** begin Material to process **

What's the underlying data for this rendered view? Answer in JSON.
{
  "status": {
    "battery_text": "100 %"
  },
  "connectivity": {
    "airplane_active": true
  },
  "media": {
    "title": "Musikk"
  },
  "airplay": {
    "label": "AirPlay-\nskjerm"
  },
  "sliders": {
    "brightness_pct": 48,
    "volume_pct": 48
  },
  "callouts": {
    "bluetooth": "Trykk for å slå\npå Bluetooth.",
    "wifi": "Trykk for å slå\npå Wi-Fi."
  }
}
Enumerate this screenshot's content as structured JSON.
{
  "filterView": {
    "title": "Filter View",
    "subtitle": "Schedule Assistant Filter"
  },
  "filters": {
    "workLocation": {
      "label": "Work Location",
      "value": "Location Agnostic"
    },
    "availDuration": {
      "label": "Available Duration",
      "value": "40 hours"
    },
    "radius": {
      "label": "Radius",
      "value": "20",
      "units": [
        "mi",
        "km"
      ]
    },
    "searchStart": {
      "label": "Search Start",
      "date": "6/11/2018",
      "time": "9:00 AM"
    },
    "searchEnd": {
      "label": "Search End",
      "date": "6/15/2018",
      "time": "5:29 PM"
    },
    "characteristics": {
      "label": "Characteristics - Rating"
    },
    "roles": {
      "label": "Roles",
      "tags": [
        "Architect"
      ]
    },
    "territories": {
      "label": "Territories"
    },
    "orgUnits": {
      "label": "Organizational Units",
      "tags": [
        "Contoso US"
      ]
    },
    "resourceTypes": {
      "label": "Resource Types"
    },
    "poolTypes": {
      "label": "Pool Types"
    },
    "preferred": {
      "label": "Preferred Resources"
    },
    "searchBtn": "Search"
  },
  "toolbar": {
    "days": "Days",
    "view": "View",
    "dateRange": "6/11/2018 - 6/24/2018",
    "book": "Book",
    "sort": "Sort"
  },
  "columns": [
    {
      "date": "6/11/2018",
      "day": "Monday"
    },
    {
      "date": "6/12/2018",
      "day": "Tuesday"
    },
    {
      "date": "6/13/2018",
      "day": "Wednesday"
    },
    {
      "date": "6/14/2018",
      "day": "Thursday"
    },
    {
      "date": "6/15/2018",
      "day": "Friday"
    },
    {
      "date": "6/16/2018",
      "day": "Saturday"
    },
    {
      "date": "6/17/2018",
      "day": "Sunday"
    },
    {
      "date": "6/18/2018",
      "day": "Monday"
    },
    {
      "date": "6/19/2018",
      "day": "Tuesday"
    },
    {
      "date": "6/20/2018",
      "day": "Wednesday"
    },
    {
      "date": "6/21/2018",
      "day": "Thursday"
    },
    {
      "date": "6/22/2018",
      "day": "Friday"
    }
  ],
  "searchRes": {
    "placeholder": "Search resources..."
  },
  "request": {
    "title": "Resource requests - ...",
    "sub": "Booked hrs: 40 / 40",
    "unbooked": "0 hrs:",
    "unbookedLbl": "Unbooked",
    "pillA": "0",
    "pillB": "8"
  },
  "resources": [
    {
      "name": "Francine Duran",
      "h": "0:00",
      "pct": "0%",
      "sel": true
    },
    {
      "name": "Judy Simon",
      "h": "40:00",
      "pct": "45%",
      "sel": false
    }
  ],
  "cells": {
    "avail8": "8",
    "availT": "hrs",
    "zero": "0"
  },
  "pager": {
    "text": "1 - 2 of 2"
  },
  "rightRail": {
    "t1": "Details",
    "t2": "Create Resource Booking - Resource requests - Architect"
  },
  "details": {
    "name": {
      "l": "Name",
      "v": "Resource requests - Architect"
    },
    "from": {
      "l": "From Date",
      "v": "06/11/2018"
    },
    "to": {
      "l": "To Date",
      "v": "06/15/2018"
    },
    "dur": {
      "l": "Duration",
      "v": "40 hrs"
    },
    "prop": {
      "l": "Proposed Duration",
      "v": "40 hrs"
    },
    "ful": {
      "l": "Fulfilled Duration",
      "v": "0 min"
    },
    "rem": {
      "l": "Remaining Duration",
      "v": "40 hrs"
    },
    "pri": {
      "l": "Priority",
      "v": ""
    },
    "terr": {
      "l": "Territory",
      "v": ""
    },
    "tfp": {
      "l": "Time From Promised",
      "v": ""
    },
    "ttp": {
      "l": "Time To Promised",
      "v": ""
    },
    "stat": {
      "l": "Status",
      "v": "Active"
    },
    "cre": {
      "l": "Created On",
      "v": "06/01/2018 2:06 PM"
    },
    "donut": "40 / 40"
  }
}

** end Material to process **

**Instruction**
Your task is to return the full listing exactly as it was given.

**Answer to this exercise**
What's the underlying data for this rendered view? Answer in JSON.
{
  "status": {
    "battery_text": "100 %"
  },
  "connectivity": {
    "airplane_active": true
  },
  "media": {
    "title": "Musikk"
  },
  "airplay": {
    "label": "AirPlay-\nskjerm"
  },
  "sliders": {
    "brightness_pct": 48,
    "volume_pct": 48
  },
  "callouts": {
    "bluetooth": "Trykk for å slå\npå Bluetooth.",
    "wifi": "Trykk for å slå\npå Wi-Fi."
  }
}
Enumerate this screenshot's content as structured JSON.
{
  "filterView": {
    "title": "Filter View",
    "subtitle": "Schedule Assistant Filter"
  },
  "filters": {
    "workLocation": {
      "label": "Work Location",
      "value": "Location Agnostic"
    },
    "availDuration": {
      "label": "Available Duration",
      "value": "40 hours"
    },
    "radius": {
      "label": "Radius",
      "value": "20",
      "units": [
        "mi",
        "km"
      ]
    },
    "searchStart": {
      "label": "Search Start",
      "date": "6/11/2018",
      "time": "9:00 AM"
    },
    "searchEnd": {
      "label": "Search End",
      "date": "6/15/2018",
      "time": "5:29 PM"
    },
    "characteristics": {
      "label": "Characteristics - Rating"
    },
    "roles": {
      "label": "Roles",
      "tags": [
        "Architect"
      ]
    },
    "territories": {
      "label": "Territories"
    },
    "orgUnits": {
      "label": "Organizational Units",
      "tags": [
        "Contoso US"
      ]
    },
    "resourceTypes": {
      "label": "Resource Types"
    },
    "poolTypes": {
      "label": "Pool Types"
    },
    "preferred": {
      "label": "Preferred Resources"
    },
    "searchBtn": "Search"
  },
  "toolbar": {
    "days": "Days",
    "view": "View",
    "dateRange": "6/11/2018 - 6/24/2018",
    "book": "Book",
    "sort": "Sort"
  },
  "columns": [
    {
      "date": "6/11/2018",
      "day": "Monday"
    },
    {
      "date": "6/12/2018",
      "day": "Tuesday"
    },
    {
      "date": "6/13/2018",
      "day": "Wednesday"
    },
    {
      "date": "6/14/2018",
      "day": "Thursday"
    },
    {
      "date": "6/15/2018",
      "day": "Friday"
    },
    {
      "date": "6/16/2018",
      "day": "Saturday"
    },
    {
      "date": "6/17/2018",
      "day": "Sunday"
    },
    {
      "date": "6/18/2018",
      "day": "Monday"
    },
    {
      "date": "6/19/2018",
      "day": "Tuesday"
    },
    {
      "date": "6/20/2018",
      "day": "Wednesday"
    },
    {
      "date": "6/21/2018",
      "day": "Thursday"
    },
    {
      "date": "6/22/2018",
      "day": "Friday"
    }
  ],
  "searchRes": {
    "placeholder": "Search resources..."
  },
  "request": {
    "title": "Resource requests - ...",
    "sub": "Booked hrs: 40 / 40",
    "unbooked": "0 hrs:",
    "unbookedLbl": "Unbooked",
    "pillA": "0",
    "pillB": "8"
  },
  "resources": [
    {
      "name": "Francine Duran",
      "h": "0:00",
      "pct": "0%",
      "sel": true
    },
    {
      "name": "Judy Simon",
      "h": "40:00",
      "pct": "45%",
      "sel": false
    }
  ],
  "cells": {
    "avail8": "8",
    "availT": "hrs",
    "zero": "0"
  },
  "pager": {
    "text": "1 - 2 of 2"
  },
  "rightRail": {
    "t1": "Details",
    "t2": "Create Resource Booking - Resource requests - Architect"
  },
  "details": {
    "name": {
      "l": "Name",
      "v": "Resource requests - Architect"
    },
    "from": {
      "l": "From Date",
      "v": "06/11/2018"
    },
    "to": {
      "l": "To Date",
      "v": "06/15/2018"
    },
    "dur": {
      "l": "Duration",
      "v": "40 hrs"
    },
    "prop": {
      "l": "Proposed Duration",
      "v": "40 hrs"
    },
    "ful": {
      "l": "Fulfilled Duration",
      "v": "0 min"
    },
    "rem": {
      "l": "Remaining Duration",
      "v": "40 hrs"
    },
    "pri": {
      "l": "Priority",
      "v": ""
    },
    "terr": {
      "l": "Territory",
      "v": ""
    },
    "tfp": {
      "l": "Time From Promised",
      "v": ""
    },
    "ttp": {
      "l": "Time To Promised",
      "v": ""
    },
    "stat": {
      "l": "Status",
      "v": "Active"
    },
    "cre": {
      "l": "Created On",
      "v": "06/01/2018 2:06 PM"
    },
    "donut": "40 / 40"
  }
}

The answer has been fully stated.